━━━━━ Material for the task
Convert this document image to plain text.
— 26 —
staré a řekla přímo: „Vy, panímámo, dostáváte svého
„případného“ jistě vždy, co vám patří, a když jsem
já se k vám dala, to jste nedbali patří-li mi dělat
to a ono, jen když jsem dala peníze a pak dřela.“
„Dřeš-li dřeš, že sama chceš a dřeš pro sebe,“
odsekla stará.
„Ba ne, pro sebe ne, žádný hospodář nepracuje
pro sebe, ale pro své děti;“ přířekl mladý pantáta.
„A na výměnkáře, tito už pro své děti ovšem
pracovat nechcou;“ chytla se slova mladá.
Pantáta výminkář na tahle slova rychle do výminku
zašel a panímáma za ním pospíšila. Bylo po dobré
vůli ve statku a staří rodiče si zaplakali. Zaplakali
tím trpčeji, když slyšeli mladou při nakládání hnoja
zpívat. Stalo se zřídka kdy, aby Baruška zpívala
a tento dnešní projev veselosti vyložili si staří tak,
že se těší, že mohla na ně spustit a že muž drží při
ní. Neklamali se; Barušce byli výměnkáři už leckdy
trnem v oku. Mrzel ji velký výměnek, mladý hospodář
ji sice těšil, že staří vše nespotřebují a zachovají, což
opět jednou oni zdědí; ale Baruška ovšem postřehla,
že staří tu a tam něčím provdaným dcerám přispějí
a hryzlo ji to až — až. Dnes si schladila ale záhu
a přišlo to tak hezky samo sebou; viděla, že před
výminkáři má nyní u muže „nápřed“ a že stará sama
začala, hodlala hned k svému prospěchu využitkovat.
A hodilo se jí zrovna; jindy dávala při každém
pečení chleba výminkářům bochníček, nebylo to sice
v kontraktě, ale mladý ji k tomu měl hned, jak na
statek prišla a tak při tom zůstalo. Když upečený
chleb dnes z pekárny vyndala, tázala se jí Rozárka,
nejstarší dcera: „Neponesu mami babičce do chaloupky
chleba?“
━━━━━━━━━━
Retype the whole listing above exactly.

* **Response to this exercise**:
Convert this document image to plain text.
— 26 —
staré a řekla přímo: „Vy, panímámo, dostáváte svého
„případného“ jistě vždy, co vám patří, a když jsem
já se k vám dala, to jste nedbali patří-li mi dělat
to a ono, jen když jsem dala peníze a pak dřela.“
„Dřeš-li dřeš, že sama chceš a dřeš pro sebe,“
odsekla stará.
„Ba ne, pro sebe ne, žádný hospodář nepracuje
pro sebe, ale pro své děti;“ přířekl mladý pantáta.
„A na výměnkáře, tito už pro své děti ovšem
pracovat nechcou;“ chytla se slova mladá.
Pantáta výminkář na tahle slova rychle do výminku
zašel a panímáma za ním pospíšila. Bylo po dobré
vůli ve statku a staří rodiče si zaplakali. Zaplakali
tím trpčeji, když slyšeli mladou při nakládání hnoja
zpívat. Stalo se zřídka kdy, aby Baruška zpívala
a tento dnešní projev veselosti vyložili si staří tak,
že se těší, že mohla na ně spustit a že muž drží při
ní. Neklamali se; Barušce byli výměnkáři už leckdy
trnem v oku. Mrzel ji velký výměnek, mladý hospodář
ji sice těšil, že staří vše nespotřebují a zachovají, což
opět jednou oni zdědí; ale Baruška ovšem postřehla,
že staří tu a tam něčím provdaným dcerám přispějí
a hryzlo ji to až — až. Dnes si schladila ale záhu
a přišlo to tak hezky samo sebou; viděla, že před
výminkáři má nyní u muže „nápřed“ a že stará sama
začala, hodlala hned k svému prospěchu využitkovat.
A hodilo se jí zrovna; jindy dávala při každém
pečení chleba výminkářům bochníček, nebylo to sice
v kontraktě, ale mladý ji k tomu měl hned, jak na
statek prišla a tak při tom zůstalo. Když upečený
chleb dnes z pekárny vyndala, tázala se jí Rozárka,
nejstarší dcera: „Neponesu mami babičce do chaloupky
chleba?“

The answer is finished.